(Figure dataset records)
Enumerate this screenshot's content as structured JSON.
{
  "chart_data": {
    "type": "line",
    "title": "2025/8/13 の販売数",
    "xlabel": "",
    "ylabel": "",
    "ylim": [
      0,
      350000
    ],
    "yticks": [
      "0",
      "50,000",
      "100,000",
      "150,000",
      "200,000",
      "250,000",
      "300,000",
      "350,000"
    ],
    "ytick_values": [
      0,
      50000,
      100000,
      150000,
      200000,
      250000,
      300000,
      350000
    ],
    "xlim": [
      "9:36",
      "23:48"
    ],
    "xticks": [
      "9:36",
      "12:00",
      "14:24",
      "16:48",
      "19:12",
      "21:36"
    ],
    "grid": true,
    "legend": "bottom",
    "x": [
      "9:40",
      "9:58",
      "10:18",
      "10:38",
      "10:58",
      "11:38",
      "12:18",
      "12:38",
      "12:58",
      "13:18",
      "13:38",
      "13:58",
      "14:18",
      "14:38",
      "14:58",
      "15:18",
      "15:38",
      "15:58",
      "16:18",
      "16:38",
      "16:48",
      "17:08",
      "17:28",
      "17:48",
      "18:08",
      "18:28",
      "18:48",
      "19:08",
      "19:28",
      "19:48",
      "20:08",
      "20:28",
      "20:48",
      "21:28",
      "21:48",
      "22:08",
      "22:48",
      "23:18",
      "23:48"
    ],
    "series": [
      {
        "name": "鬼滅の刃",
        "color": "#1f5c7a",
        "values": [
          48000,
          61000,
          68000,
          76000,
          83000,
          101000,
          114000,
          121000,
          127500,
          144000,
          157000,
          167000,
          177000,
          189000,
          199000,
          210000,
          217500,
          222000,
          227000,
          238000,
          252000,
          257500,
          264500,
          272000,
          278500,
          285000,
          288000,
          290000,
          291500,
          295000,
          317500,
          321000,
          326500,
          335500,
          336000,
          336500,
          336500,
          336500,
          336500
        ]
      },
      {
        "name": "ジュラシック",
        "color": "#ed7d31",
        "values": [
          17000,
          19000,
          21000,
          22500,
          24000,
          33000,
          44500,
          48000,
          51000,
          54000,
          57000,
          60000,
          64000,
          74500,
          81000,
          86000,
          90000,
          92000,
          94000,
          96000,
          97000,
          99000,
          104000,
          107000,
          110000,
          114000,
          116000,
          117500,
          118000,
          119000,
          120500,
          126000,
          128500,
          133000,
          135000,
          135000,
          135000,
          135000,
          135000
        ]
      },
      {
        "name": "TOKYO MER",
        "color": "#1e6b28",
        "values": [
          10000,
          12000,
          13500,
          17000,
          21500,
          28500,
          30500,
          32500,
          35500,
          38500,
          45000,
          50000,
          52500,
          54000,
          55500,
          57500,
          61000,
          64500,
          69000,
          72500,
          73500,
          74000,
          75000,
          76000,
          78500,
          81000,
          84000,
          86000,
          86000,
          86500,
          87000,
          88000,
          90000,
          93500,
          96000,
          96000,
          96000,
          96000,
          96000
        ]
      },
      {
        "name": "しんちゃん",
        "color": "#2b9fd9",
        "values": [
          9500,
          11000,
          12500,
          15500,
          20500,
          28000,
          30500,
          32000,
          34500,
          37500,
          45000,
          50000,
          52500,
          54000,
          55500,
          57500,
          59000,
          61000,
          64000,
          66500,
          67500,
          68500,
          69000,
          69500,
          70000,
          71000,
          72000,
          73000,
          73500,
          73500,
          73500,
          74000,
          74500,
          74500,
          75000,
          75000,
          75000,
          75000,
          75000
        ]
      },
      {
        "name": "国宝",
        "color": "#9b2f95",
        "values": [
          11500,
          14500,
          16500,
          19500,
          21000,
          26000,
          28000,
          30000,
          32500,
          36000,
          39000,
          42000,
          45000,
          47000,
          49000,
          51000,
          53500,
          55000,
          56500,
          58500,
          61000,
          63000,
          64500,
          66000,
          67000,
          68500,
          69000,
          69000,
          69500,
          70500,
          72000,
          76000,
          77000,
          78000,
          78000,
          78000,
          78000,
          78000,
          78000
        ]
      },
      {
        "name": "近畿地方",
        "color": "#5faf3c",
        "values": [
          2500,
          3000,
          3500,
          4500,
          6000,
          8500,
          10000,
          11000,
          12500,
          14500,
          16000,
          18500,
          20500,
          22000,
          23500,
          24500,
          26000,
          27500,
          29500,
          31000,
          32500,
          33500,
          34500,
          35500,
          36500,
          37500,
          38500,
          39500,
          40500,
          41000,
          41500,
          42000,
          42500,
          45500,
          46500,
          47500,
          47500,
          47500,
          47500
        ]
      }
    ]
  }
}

*OBJECTIVE*. Using the entries above, return each line in which the word "color" occurs.

*ANSWER TO THE EXERCISE*.
        "color": "#1f5c7a",
        "color": "#ed7d31",
        "color": "#1e6b28",
        "color": "#2b9fd9",
        "color": "#9b2f95",
        "color": "#5faf3c",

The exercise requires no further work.